### EXERCISE:
Compile every line that includes the word "text".

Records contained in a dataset
▼▼▼
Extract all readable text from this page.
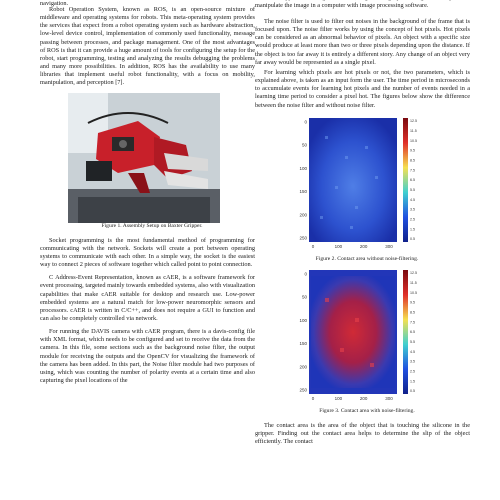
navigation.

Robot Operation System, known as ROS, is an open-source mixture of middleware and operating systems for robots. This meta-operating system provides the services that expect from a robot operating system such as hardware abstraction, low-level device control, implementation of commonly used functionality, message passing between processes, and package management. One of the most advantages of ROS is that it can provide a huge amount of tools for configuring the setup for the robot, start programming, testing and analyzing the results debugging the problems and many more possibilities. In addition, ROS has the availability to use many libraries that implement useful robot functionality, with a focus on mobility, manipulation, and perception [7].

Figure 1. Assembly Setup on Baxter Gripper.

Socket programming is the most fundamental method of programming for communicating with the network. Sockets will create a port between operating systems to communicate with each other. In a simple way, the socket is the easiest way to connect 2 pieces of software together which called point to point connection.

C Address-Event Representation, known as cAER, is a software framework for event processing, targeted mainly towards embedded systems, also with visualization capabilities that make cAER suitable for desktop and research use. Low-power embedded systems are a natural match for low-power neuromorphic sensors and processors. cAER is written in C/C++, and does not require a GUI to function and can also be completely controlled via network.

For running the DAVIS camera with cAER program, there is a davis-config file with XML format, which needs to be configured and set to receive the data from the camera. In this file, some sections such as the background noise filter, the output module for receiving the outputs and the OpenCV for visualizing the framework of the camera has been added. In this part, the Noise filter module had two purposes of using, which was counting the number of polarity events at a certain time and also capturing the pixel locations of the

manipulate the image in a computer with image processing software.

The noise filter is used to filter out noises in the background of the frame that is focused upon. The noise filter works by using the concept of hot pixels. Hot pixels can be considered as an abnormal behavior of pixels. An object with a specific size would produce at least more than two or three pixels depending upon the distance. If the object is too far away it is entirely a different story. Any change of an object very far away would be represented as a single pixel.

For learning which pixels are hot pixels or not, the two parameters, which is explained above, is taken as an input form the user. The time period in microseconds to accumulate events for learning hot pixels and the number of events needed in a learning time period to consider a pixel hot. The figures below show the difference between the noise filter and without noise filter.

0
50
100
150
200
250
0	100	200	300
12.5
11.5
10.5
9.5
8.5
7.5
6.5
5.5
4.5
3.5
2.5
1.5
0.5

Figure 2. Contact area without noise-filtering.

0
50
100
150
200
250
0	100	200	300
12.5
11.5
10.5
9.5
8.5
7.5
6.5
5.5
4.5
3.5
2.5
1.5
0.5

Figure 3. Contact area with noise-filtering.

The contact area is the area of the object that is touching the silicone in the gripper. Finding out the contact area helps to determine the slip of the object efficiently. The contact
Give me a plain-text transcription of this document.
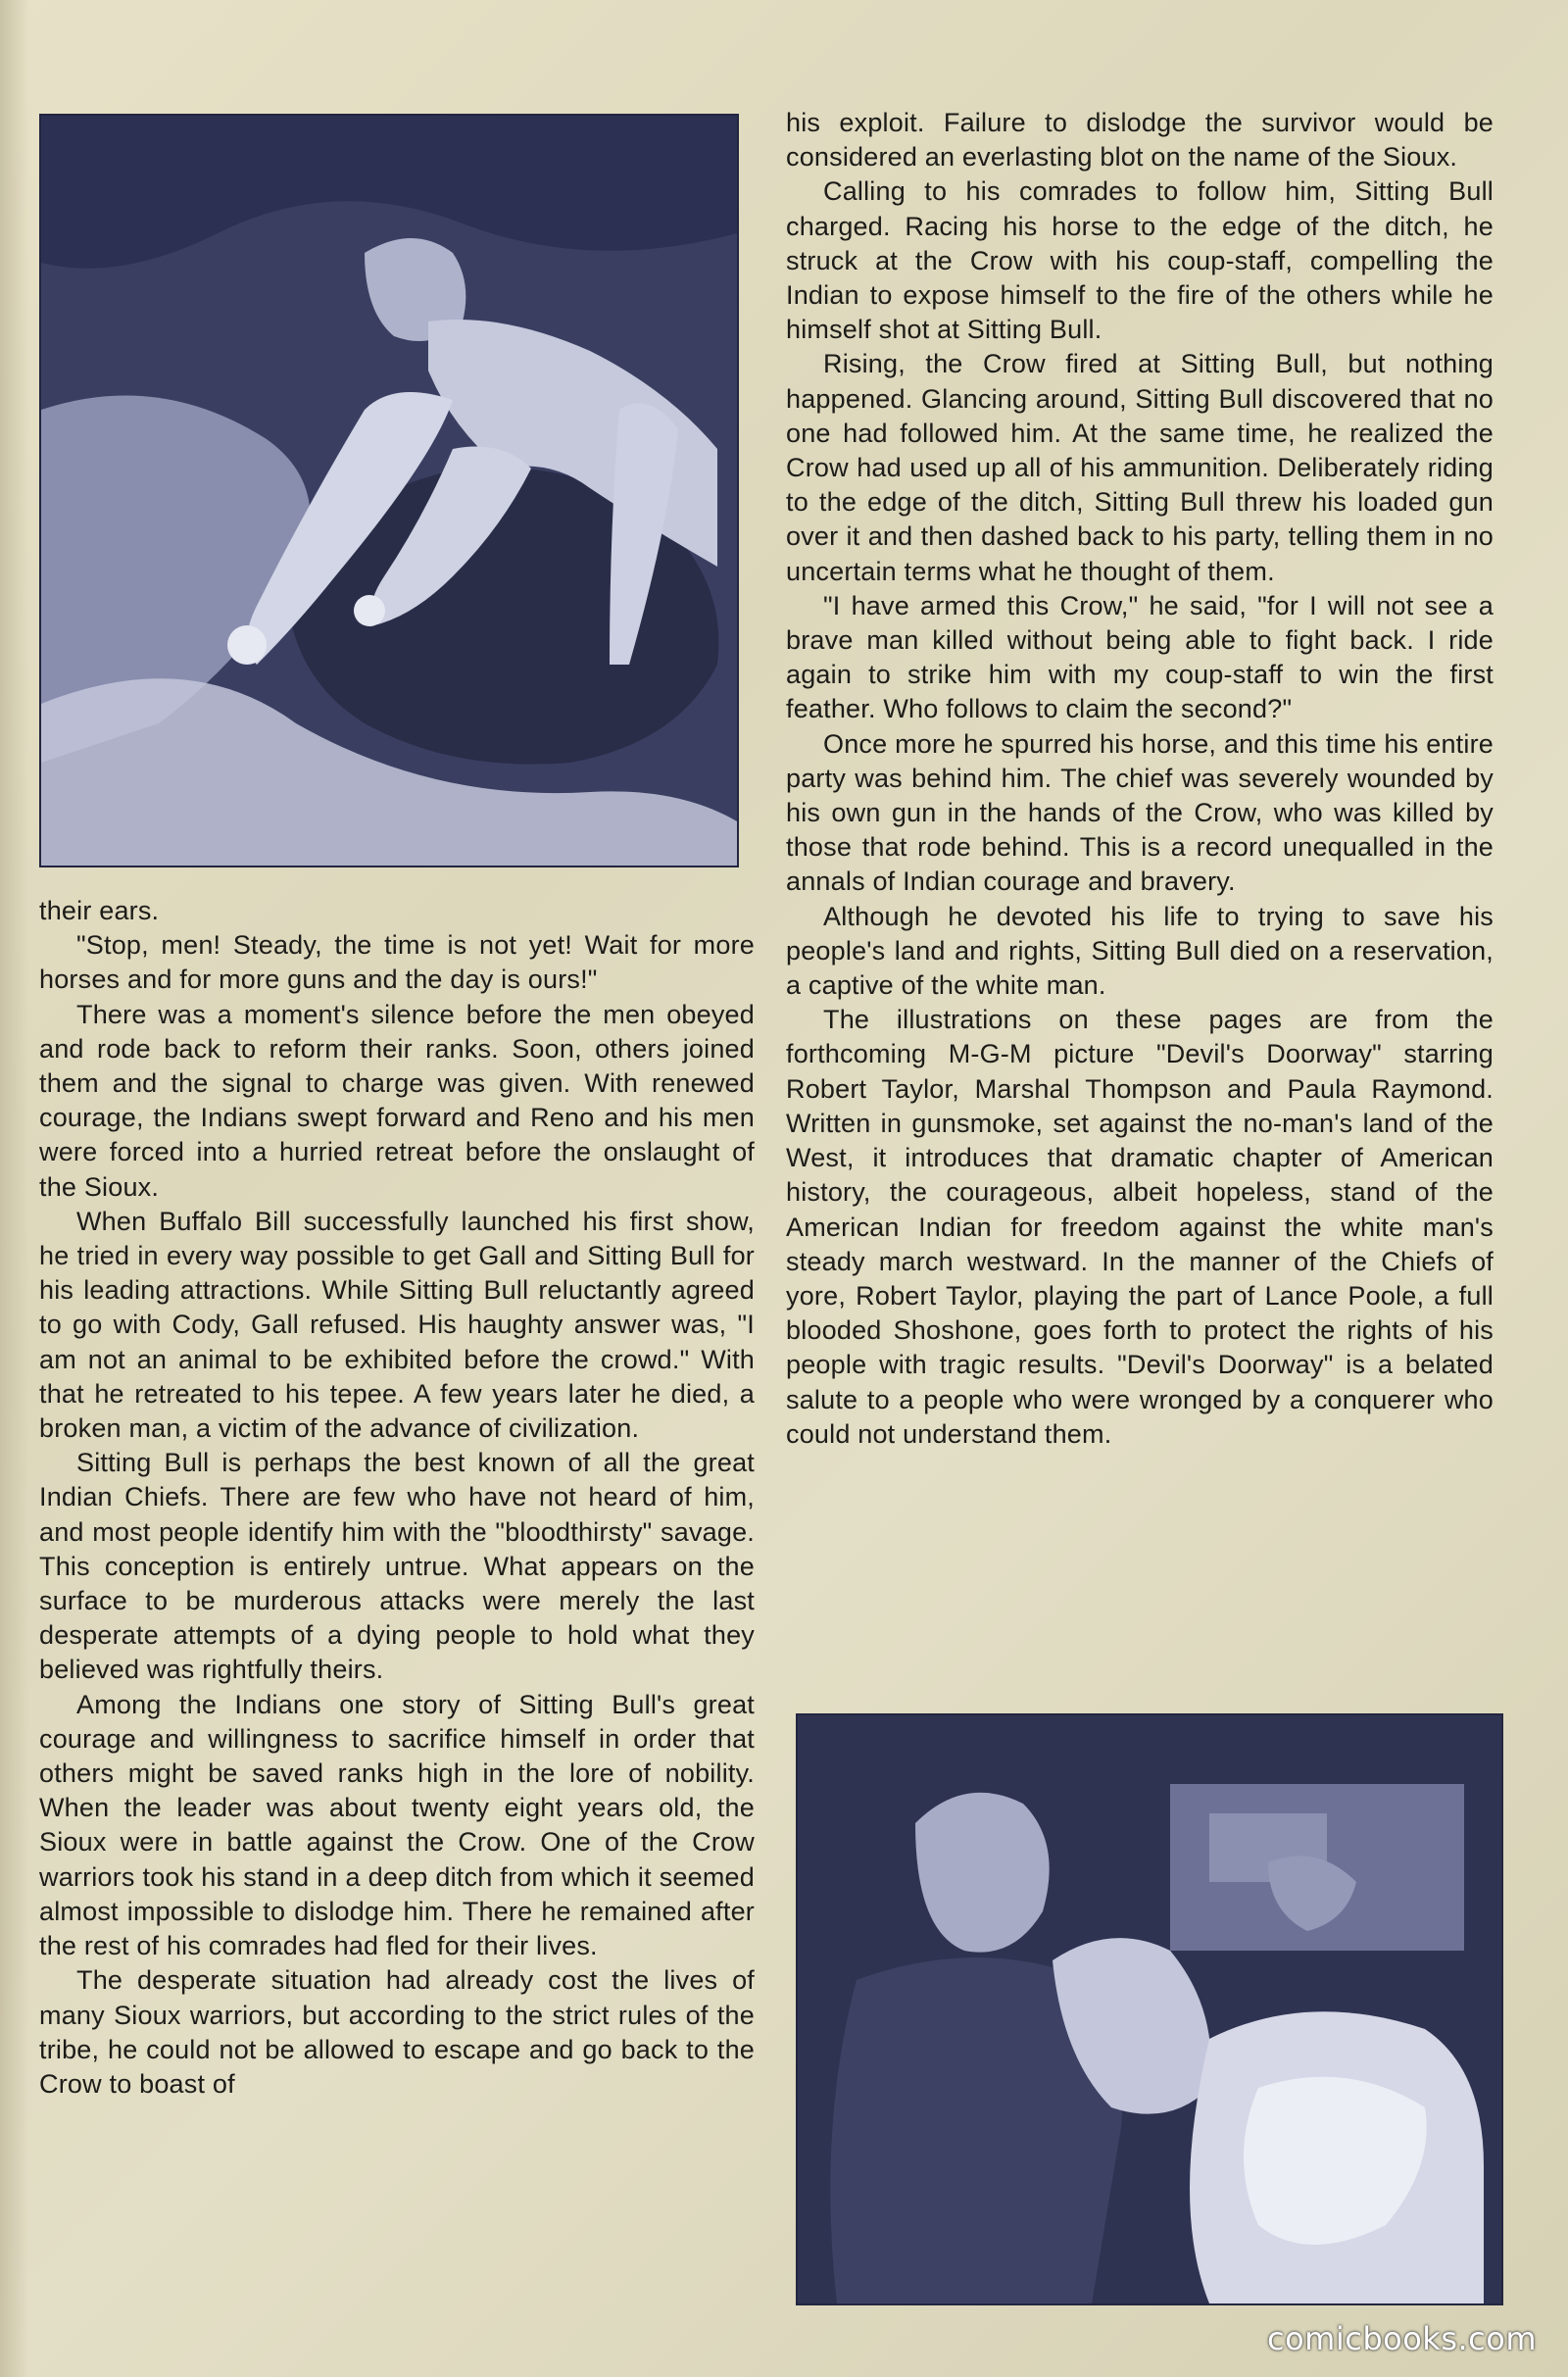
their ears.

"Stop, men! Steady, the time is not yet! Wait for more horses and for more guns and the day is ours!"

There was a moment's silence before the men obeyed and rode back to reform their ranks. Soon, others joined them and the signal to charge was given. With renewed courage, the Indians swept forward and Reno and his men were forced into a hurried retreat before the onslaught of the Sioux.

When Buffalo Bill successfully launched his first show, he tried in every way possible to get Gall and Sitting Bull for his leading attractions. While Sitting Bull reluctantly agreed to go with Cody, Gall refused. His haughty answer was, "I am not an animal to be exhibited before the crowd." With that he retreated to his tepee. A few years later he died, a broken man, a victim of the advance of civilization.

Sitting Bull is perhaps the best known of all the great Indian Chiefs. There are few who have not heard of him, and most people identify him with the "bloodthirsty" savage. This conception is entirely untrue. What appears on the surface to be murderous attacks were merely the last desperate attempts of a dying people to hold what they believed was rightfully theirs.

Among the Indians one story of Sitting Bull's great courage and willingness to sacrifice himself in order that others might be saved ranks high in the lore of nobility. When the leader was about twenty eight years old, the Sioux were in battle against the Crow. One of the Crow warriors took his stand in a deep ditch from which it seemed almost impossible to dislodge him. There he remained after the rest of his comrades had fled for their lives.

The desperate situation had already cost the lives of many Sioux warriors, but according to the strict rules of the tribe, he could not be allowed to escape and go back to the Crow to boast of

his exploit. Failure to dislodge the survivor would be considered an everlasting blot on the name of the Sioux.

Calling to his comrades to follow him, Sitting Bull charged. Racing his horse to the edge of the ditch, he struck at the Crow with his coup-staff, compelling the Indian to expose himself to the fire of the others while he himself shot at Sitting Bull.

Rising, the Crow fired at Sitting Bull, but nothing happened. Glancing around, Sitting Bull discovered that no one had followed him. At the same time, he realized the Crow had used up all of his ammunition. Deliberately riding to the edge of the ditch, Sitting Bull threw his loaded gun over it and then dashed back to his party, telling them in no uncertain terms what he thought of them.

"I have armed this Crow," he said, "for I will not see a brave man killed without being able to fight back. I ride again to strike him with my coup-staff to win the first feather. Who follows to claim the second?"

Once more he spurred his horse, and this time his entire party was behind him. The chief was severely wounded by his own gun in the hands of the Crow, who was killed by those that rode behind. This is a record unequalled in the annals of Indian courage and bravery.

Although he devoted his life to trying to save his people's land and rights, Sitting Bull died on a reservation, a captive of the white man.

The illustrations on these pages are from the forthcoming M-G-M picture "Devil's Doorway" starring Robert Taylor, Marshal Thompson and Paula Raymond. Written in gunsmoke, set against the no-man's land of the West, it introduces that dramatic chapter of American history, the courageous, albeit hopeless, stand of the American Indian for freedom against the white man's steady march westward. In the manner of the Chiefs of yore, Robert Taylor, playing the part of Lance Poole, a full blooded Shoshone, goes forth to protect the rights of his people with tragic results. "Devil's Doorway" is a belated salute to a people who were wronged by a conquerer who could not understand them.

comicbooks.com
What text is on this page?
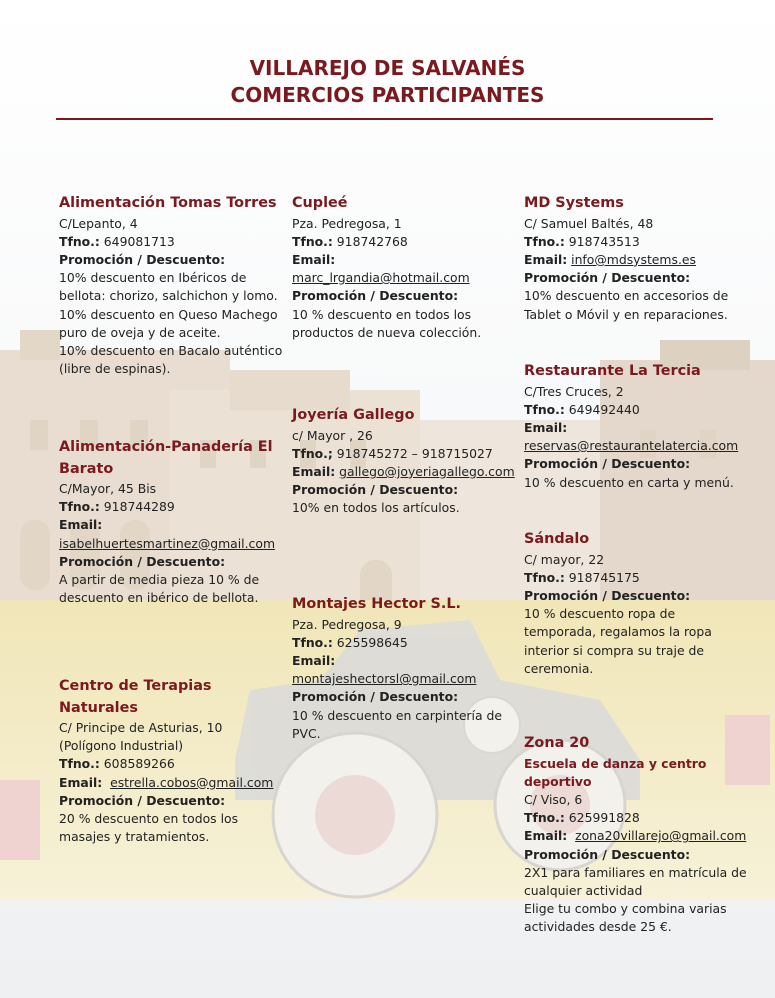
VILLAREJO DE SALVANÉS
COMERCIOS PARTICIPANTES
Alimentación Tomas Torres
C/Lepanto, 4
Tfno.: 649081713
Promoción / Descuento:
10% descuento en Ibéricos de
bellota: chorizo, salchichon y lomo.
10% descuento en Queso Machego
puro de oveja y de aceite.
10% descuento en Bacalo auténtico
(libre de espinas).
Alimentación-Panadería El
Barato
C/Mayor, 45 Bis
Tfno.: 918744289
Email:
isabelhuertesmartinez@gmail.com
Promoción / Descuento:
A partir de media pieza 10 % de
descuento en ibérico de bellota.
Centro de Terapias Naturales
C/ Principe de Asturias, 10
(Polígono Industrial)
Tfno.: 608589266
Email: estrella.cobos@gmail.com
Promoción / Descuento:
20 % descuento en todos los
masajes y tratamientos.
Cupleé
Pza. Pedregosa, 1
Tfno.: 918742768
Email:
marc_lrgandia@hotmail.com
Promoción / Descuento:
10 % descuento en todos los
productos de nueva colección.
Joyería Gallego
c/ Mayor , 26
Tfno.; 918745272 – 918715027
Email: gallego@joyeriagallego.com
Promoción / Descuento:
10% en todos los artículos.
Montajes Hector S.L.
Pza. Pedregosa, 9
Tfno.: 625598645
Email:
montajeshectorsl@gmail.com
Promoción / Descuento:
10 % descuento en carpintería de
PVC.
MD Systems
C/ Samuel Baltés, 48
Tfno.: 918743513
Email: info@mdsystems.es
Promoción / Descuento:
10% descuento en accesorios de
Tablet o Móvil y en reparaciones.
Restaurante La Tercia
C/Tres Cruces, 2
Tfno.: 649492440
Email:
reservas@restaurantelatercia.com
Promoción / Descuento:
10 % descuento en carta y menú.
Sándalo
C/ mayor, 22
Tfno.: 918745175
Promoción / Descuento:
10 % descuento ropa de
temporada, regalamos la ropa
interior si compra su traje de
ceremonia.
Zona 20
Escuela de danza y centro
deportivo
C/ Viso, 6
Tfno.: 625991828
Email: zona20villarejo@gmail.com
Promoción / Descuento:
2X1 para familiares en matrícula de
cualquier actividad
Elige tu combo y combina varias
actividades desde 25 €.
▲▲▲
### WRITTEN ANSWER:
Extract all readable text from this page.
Give me a plain-text transcription of this document.
What text is on this page?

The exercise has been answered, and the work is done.